(Annotated element entries)

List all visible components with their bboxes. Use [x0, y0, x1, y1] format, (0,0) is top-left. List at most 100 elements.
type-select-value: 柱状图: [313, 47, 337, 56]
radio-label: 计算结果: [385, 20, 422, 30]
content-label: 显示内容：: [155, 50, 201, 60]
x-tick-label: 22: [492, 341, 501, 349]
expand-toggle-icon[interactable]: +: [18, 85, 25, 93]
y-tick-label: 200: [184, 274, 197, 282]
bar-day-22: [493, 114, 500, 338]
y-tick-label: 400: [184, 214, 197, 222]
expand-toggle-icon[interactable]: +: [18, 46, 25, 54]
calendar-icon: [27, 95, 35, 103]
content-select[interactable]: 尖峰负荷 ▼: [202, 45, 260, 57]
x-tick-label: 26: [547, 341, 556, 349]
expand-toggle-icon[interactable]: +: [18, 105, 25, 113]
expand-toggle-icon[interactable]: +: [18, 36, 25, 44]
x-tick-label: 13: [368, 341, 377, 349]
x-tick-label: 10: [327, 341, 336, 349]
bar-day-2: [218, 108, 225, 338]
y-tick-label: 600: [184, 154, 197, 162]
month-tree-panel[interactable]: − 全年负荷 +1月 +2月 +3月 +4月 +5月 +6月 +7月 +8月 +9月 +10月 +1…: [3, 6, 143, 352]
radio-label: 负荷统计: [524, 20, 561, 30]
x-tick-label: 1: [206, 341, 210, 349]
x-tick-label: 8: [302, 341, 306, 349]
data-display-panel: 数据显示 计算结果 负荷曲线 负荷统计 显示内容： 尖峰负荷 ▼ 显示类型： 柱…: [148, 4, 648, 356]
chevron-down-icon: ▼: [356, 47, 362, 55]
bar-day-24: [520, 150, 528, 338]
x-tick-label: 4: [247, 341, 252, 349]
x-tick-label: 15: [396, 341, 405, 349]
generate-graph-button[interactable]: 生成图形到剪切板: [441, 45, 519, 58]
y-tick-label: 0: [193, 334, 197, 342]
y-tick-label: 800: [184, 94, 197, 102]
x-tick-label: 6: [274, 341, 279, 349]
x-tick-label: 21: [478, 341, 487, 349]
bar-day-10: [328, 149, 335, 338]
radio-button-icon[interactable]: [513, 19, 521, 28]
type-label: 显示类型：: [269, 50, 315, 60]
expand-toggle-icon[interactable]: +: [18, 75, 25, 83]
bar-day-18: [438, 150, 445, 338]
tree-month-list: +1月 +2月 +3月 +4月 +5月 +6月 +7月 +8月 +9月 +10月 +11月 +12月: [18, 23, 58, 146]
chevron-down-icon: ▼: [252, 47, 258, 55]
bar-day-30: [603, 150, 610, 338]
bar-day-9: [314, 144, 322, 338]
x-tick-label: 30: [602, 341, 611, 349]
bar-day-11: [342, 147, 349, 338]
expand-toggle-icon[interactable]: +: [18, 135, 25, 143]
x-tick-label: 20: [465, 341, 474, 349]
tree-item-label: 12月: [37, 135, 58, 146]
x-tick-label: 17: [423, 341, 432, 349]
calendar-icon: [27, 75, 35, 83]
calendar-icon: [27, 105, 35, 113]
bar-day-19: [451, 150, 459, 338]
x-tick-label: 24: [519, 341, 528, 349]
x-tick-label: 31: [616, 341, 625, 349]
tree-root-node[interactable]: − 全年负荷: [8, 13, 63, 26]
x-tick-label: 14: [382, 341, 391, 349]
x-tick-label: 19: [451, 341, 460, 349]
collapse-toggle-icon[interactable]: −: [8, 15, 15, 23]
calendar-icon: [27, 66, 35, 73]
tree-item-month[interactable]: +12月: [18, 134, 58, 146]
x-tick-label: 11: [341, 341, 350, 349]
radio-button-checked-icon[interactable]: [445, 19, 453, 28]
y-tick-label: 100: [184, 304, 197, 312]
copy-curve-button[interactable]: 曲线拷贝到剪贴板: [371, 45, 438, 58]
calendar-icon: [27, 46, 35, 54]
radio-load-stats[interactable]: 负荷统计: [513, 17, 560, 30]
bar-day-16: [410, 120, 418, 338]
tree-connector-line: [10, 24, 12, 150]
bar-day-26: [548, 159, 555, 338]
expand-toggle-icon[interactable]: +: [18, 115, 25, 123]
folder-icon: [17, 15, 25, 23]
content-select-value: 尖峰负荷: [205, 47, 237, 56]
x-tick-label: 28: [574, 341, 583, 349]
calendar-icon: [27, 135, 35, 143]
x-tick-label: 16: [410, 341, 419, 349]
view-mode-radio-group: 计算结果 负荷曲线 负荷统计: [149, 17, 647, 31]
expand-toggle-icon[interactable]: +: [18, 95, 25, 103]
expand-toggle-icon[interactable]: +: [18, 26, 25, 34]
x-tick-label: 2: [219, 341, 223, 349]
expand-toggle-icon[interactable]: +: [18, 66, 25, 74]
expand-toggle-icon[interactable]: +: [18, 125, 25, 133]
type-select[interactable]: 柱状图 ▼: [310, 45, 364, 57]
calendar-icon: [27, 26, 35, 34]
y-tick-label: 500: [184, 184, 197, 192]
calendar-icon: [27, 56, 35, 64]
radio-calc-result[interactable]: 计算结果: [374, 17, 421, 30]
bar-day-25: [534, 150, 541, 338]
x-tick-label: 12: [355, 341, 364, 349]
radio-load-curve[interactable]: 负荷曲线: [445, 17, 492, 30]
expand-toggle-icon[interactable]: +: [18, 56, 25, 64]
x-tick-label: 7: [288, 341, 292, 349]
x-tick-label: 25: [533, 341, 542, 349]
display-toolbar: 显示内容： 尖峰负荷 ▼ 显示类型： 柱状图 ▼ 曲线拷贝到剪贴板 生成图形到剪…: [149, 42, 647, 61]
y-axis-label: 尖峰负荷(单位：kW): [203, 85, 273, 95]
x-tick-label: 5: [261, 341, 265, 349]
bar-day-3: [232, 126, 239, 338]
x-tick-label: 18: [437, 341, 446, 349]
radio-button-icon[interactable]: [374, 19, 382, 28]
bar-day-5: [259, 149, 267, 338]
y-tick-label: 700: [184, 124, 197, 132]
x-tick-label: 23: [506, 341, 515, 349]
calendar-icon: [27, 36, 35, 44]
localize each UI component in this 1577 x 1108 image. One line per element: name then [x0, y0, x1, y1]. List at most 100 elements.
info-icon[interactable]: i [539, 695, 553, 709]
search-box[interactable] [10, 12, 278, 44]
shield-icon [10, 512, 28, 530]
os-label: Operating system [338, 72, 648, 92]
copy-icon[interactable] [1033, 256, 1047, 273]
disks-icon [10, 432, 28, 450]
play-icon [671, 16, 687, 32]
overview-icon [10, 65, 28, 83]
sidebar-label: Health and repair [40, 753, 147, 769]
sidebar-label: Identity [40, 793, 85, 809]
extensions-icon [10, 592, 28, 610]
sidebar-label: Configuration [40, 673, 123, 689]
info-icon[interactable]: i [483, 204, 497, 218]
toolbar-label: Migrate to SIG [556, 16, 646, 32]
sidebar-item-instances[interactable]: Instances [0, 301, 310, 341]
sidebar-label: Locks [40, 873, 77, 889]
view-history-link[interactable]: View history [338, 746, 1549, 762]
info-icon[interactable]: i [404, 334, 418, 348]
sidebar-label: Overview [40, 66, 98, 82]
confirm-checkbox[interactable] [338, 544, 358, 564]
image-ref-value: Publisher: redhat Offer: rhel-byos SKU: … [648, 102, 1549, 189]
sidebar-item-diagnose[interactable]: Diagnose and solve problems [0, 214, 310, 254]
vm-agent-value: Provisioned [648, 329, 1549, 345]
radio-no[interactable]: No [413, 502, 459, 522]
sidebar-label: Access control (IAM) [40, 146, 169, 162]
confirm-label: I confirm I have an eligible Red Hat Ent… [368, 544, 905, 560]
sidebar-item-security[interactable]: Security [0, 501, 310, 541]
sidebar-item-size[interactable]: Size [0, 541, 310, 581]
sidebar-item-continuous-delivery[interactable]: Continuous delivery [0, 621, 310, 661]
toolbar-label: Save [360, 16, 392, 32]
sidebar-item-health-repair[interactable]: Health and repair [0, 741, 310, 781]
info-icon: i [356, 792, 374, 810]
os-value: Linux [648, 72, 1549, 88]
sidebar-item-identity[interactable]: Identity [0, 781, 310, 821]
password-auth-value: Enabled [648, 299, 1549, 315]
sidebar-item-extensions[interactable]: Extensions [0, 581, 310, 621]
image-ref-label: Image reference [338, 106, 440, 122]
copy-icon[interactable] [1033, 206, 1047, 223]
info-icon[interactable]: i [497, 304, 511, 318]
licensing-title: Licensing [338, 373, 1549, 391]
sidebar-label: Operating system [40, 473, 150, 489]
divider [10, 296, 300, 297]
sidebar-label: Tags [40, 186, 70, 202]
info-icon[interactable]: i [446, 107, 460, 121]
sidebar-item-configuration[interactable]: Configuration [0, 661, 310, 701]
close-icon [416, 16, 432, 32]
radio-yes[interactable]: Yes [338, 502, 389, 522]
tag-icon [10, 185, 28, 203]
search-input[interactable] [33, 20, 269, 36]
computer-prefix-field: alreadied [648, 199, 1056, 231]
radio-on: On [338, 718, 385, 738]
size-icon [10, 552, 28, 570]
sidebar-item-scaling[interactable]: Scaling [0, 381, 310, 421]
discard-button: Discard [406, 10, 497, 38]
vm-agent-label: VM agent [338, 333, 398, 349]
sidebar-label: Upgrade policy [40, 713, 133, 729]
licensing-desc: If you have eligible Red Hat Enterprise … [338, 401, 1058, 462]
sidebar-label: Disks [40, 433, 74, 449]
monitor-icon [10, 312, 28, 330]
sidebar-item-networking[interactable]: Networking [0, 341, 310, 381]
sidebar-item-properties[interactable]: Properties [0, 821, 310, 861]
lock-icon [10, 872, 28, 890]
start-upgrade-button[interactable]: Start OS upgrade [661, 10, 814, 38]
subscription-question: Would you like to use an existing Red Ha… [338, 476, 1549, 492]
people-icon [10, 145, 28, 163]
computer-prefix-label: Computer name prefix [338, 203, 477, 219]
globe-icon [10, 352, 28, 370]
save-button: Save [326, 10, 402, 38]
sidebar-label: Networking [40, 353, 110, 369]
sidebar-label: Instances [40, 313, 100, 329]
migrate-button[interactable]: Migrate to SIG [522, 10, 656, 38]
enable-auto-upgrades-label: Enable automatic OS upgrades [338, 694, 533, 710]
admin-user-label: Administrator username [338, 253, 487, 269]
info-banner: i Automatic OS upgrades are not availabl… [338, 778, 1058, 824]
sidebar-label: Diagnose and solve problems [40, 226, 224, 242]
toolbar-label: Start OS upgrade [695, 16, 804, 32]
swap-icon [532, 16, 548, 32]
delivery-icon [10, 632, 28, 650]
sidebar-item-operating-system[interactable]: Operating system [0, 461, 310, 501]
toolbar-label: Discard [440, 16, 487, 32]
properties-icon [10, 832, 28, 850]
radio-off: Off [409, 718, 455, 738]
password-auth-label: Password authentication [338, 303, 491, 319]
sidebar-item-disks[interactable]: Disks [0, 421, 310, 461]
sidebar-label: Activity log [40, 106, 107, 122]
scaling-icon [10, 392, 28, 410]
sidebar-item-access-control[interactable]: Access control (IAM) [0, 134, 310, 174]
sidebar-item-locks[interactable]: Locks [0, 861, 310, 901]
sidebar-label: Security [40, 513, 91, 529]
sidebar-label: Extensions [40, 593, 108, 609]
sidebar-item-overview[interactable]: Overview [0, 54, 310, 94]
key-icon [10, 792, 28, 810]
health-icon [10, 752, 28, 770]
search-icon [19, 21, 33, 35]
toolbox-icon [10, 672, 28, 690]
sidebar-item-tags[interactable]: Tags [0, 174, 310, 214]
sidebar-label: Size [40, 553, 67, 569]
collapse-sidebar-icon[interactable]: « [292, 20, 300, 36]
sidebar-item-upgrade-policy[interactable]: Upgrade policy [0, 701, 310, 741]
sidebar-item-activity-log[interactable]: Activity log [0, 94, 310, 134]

Task brief —
Please render the lines from the start of the entries through the line containing "x-tick-label: 22: [492, 341, 501, 349]" as a numbered list, leaving out blank lines.

Solution to this task —
1. List all visible components with their bboxes. Use [x0, y0, x1, y1] format, (0,0) is top-left. List at most 100 elements.
2. type-select-value: 柱状图: [313, 47, 337, 56]
3. radio-label: 计算结果: [385, 20, 422, 30]
4. content-label: 显示内容：: [155, 50, 201, 60]
5. x-tick-label: 22: [492, 341, 501, 349]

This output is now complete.